[Given records]:
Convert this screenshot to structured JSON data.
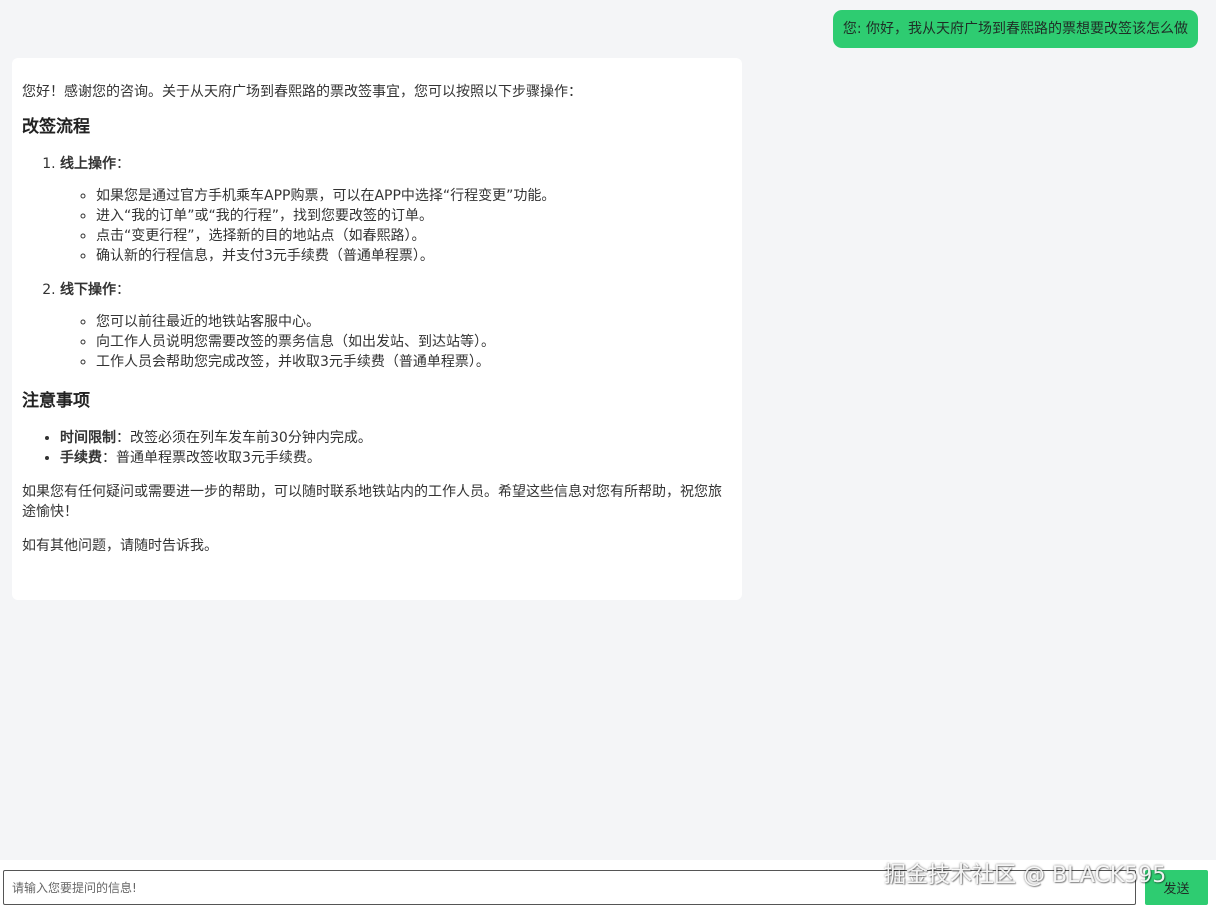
{
  "user_message": {
    "text": "您: 你好，我从天府广场到春熙路的票想要改签该怎么做"
  },
  "bot_message": {
    "intro": "您好！感谢您的咨询。关于从天府广场到春熙路的票改签事宜，您可以按照以下步骤操作：",
    "section1_title": "改签流程",
    "steps": [
      {
        "title": "线上操作",
        "colon": "：",
        "items": [
          "如果您是通过官方手机乘车APP购票，可以在APP中选择“行程变更”功能。",
          "进入“我的订单”或“我的行程”，找到您要改签的订单。",
          "点击“变更行程”，选择新的目的地站点（如春熙路）。",
          "确认新的行程信息，并支付3元手续费（普通单程票）。"
        ]
      },
      {
        "title": "线下操作",
        "colon": "：",
        "items": [
          "您可以前往最近的地铁站客服中心。",
          "向工作人员说明您需要改签的票务信息（如出发站、到达站等）。",
          "工作人员会帮助您完成改签，并收取3元手续费（普通单程票）。"
        ]
      }
    ],
    "section2_title": "注意事项",
    "notes": [
      {
        "label": "时间限制",
        "text": "：改签必须在列车发车前30分钟内完成。"
      },
      {
        "label": "手续费",
        "text": "：普通单程票改签收取3元手续费。"
      }
    ],
    "closing": "如果您有任何疑问或需要进一步的帮助，可以随时联系地铁站内的工作人员。希望这些信息对您有所帮助，祝您旅途愉快！",
    "final": "如有其他问题，请随时告诉我。"
  },
  "input_bar": {
    "placeholder": "请输入您要提问的信息!",
    "value": "",
    "send_label": "发送"
  },
  "watermark": "掘金技术社区 @ BLACK595",
  "colors": {
    "accent": "#2ecc71",
    "page_background": "#f4f5f7",
    "bubble_background": "#ffffff"
  }
}
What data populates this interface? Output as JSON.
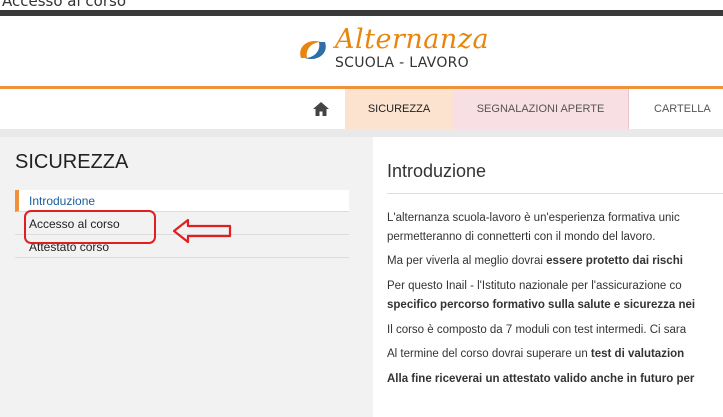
{
  "window_title": "Accesso al corso",
  "logo": {
    "script": "Alternanza",
    "subtitle": "SCUOLA - LAVORO"
  },
  "nav": {
    "home_icon": "home-icon",
    "tabs": [
      {
        "label": "SICUREZZA",
        "active": true
      },
      {
        "label": "SEGNALAZIONI APERTE",
        "active": false
      },
      {
        "label": "CARTELLA",
        "active": false
      }
    ]
  },
  "sidebar": {
    "title": "SICUREZZA",
    "items": [
      {
        "label": "Introduzione",
        "active": true
      },
      {
        "label": "Accesso al corso",
        "active": false
      },
      {
        "label": "Attestato corso",
        "active": false
      }
    ]
  },
  "main": {
    "title": "Introduzione",
    "paragraphs": {
      "p1_line1": "L'alternanza scuola-lavoro è un'esperienza formativa unic",
      "p1_line2": "permetteranno di connetterti con il mondo del lavoro.",
      "p2_text": "Ma per viverla al meglio dovrai ",
      "p2_bold": "essere protetto dai rischi",
      "p3_line1": "Per questo Inail - l'Istituto nazionale per l'assicurazione co",
      "p3_line2_bold": "specifico percorso formativo sulla salute e sicurezza nei",
      "p4": "Il corso è composto da 7 moduli con test intermedi. Ci sara",
      "p5_text": "Al termine del corso dovrai superare un ",
      "p5_bold": "test di valutazion",
      "p6_bold": "Alla fine riceverai un attestato valido anche in futuro per"
    }
  },
  "colors": {
    "accent_orange": "#f0923a",
    "logo_orange": "#e8850c",
    "link_blue": "#1a5d9a",
    "annotation_red": "#e02020"
  }
}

[Stated exercise]: Output the entries above exactly, without their pictures.

[Result of the exercise]:
Convert this screenshot to structured JSON data.
{
  "user_message": {
    "text": "您: 你好，我从天府广场到春熙路的票想要改签该怎么做"
  },
  "bot_message": {
    "intro": "您好！感谢您的咨询。关于从天府广场到春熙路的票改签事宜，您可以按照以下步骤操作：",
    "section1_title": "改签流程",
    "steps": [
      {
        "title": "线上操作",
        "colon": "：",
        "items": [
          "如果您是通过官方手机乘车APP购票，可以在APP中选择“行程变更”功能。",
          "进入“我的订单”或“我的行程”，找到您要改签的订单。",
          "点击“变更行程”，选择新的目的地站点（如春熙路）。",
          "确认新的行程信息，并支付3元手续费（普通单程票）。"
        ]
      },
      {
        "title": "线下操作",
        "colon": "：",
        "items": [
          "您可以前往最近的地铁站客服中心。",
          "向工作人员说明您需要改签的票务信息（如出发站、到达站等）。",
          "工作人员会帮助您完成改签，并收取3元手续费（普通单程票）。"
        ]
      }
    ],
    "section2_title": "注意事项",
    "notes": [
      {
        "label": "时间限制",
        "text": "：改签必须在列车发车前30分钟内完成。"
      },
      {
        "label": "手续费",
        "text": "：普通单程票改签收取3元手续费。"
      }
    ],
    "closing": "如果您有任何疑问或需要进一步的帮助，可以随时联系地铁站内的工作人员。希望这些信息对您有所帮助，祝您旅途愉快！",
    "final": "如有其他问题，请随时告诉我。"
  },
  "input_bar": {
    "placeholder": "请输入您要提问的信息!",
    "value": "",
    "send_label": "发送"
  },
  "watermark": "掘金技术社区 @ BLACK595",
  "colors": {
    "accent": "#2ecc71",
    "page_background": "#f4f5f7",
    "bubble_background": "#ffffff"
  }
}
What data populates this interface? Output as JSON.
{
  "window_title": "Accesso al corso",
  "logo": {
    "script": "Alternanza",
    "subtitle": "SCUOLA - LAVORO"
  },
  "nav": {
    "home_icon": "home-icon",
    "tabs": [
      {
        "label": "SICUREZZA",
        "active": true
      },
      {
        "label": "SEGNALAZIONI APERTE",
        "active": false
      },
      {
        "label": "CARTELLA",
        "active": false
      }
    ]
  },
  "sidebar": {
    "title": "SICUREZZA",
    "items": [
      {
        "label": "Introduzione",
        "active": true
      },
      {
        "label": "Accesso al corso",
        "active": false
      },
      {
        "label": "Attestato corso",
        "active": false
      }
    ]
  },
  "main": {
    "title": "Introduzione",
    "paragraphs": {
      "p1_line1": "L'alternanza scuola-lavoro è un'esperienza formativa unic",
      "p1_line2": "permetteranno di connetterti con il mondo del lavoro.",
      "p2_text": "Ma per viverla al meglio dovrai ",
      "p2_bold": "essere protetto dai rischi",
      "p3_line1": "Per questo Inail - l'Istituto nazionale per l'assicurazione co",
      "p3_line2_bold": "specifico percorso formativo sulla salute e sicurezza nei",
      "p4": "Il corso è composto da 7 moduli con test intermedi. Ci sara",
      "p5_text": "Al termine del corso dovrai superare un ",
      "p5_bold": "test di valutazion",
      "p6_bold": "Alla fine riceverai un attestato valido anche in futuro per"
    }
  },
  "colors": {
    "accent_orange": "#f0923a",
    "logo_orange": "#e8850c",
    "link_blue": "#1a5d9a",
    "annotation_red": "#e02020"
  }
}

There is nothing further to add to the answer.